===== Task inputs

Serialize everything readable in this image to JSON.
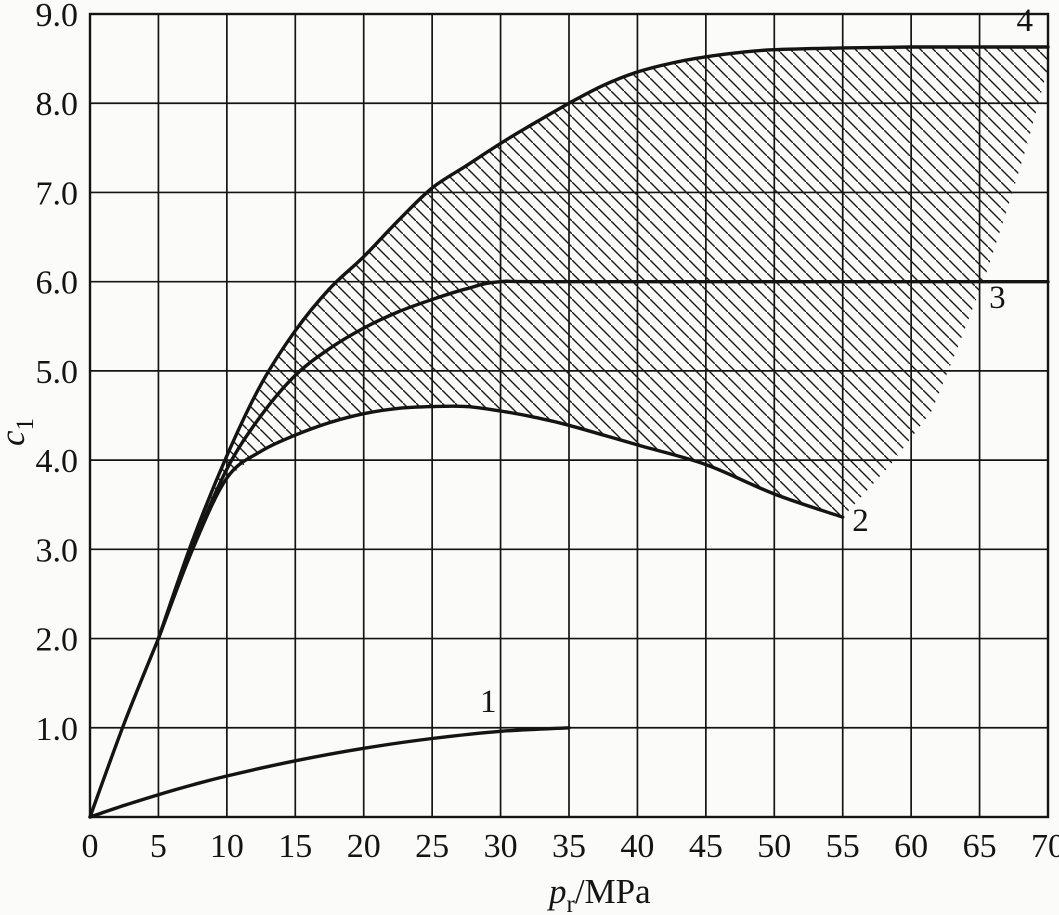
{
  "figure": {
    "background": "#fbfbfa",
    "ink": "#141414"
  },
  "chart_data": {
    "type": "line",
    "title": "",
    "xlabel": "pr/MPa",
    "ylabel": "c1",
    "xlabel_parts": {
      "symbol": "p",
      "subscript": "r",
      "unit": "/MPa"
    },
    "ylabel_parts": {
      "symbol": "c",
      "subscript": "1"
    },
    "xlim": [
      0,
      70
    ],
    "ylim": [
      0,
      9
    ],
    "grid": true,
    "x_grid_step": 5,
    "y_grid_step": 1,
    "legend_position": "none",
    "x_ticks": [
      {
        "value": 0,
        "label": "0"
      },
      {
        "value": 5,
        "label": "5"
      },
      {
        "value": 10,
        "label": "10"
      },
      {
        "value": 15,
        "label": "15"
      },
      {
        "value": 20,
        "label": "20"
      },
      {
        "value": 25,
        "label": "25"
      },
      {
        "value": 30,
        "label": "30"
      },
      {
        "value": 35,
        "label": "35"
      },
      {
        "value": 40,
        "label": "40"
      },
      {
        "value": 45,
        "label": "45"
      },
      {
        "value": 50,
        "label": "50"
      },
      {
        "value": 55,
        "label": "55"
      },
      {
        "value": 60,
        "label": "60"
      },
      {
        "value": 65,
        "label": "65"
      },
      {
        "value": 70,
        "label": "70"
      }
    ],
    "y_ticks": [
      {
        "value": 1,
        "label": "1.0"
      },
      {
        "value": 2,
        "label": "2.0"
      },
      {
        "value": 3,
        "label": "3.0"
      },
      {
        "value": 4,
        "label": "4.0"
      },
      {
        "value": 5,
        "label": "5.0"
      },
      {
        "value": 6,
        "label": "6.0"
      },
      {
        "value": 7,
        "label": "7.0"
      },
      {
        "value": 8,
        "label": "8.0"
      },
      {
        "value": 9,
        "label": "9.0"
      }
    ],
    "shared_stem": {
      "x": [
        0,
        2.5,
        5
      ],
      "y": [
        0,
        1.05,
        2.0
      ]
    },
    "series": [
      {
        "name": "curve-1",
        "label": "1",
        "label_pos": [
          29.1,
          1.3
        ],
        "x": [
          0,
          2.5,
          5,
          7.5,
          10,
          15,
          20,
          25,
          30,
          35
        ],
        "y": [
          0,
          0.13,
          0.25,
          0.36,
          0.46,
          0.63,
          0.77,
          0.88,
          0.96,
          1.0
        ]
      },
      {
        "name": "curve-2",
        "label": "2",
        "label_pos": [
          56.3,
          3.33
        ],
        "x": [
          5,
          7.5,
          10,
          12.5,
          15,
          17.5,
          20,
          22.5,
          25,
          27.5,
          30,
          32.5,
          35,
          40,
          45,
          50,
          55
        ],
        "y": [
          2.0,
          3.0,
          3.8,
          4.1,
          4.28,
          4.42,
          4.52,
          4.58,
          4.6,
          4.6,
          4.55,
          4.48,
          4.39,
          4.17,
          3.95,
          3.62,
          3.36
        ]
      },
      {
        "name": "curve-3",
        "label": "3",
        "label_pos": [
          66.3,
          5.83
        ],
        "x": [
          5,
          7.5,
          10,
          12.5,
          15,
          17.5,
          20,
          22.5,
          25,
          27.5,
          30,
          35,
          70
        ],
        "y": [
          2.0,
          3.02,
          3.9,
          4.5,
          4.95,
          5.25,
          5.48,
          5.66,
          5.8,
          5.92,
          6.0,
          6.0,
          6.0
        ]
      },
      {
        "name": "curve-4",
        "label": "4",
        "label_pos": [
          68.3,
          8.93
        ],
        "x": [
          5,
          7.5,
          10,
          12.5,
          15,
          17.5,
          20,
          22.5,
          25,
          27.5,
          30,
          32.5,
          35,
          37.5,
          40,
          42.5,
          45,
          47.5,
          50,
          55,
          60,
          65,
          70
        ],
        "y": [
          2.0,
          3.1,
          4.05,
          4.85,
          5.45,
          5.92,
          6.28,
          6.68,
          7.05,
          7.3,
          7.55,
          7.78,
          8.0,
          8.2,
          8.35,
          8.45,
          8.52,
          8.57,
          8.6,
          8.62,
          8.63,
          8.63,
          8.63
        ]
      }
    ],
    "hatch_region": {
      "upper_boundary": "curve-4",
      "lower_boundary": "curve-2",
      "right_edge": [
        [
          70,
          8.4
        ],
        [
          68.5,
          7.55
        ],
        [
          67,
          6.8
        ],
        [
          65.5,
          6.1
        ],
        [
          63.5,
          5.3
        ],
        [
          61.5,
          4.55
        ],
        [
          58.5,
          3.95
        ],
        [
          55,
          3.36
        ]
      ],
      "pattern": "diagonal-hatch-45deg",
      "spacing_px": 13
    }
  }
}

==========

Pick each line holding the word "name" out of the listing.

Full output>
        "name": "curve-1",
        "name": "curve-2",
        "name": "curve-3",
        "name": "curve-4",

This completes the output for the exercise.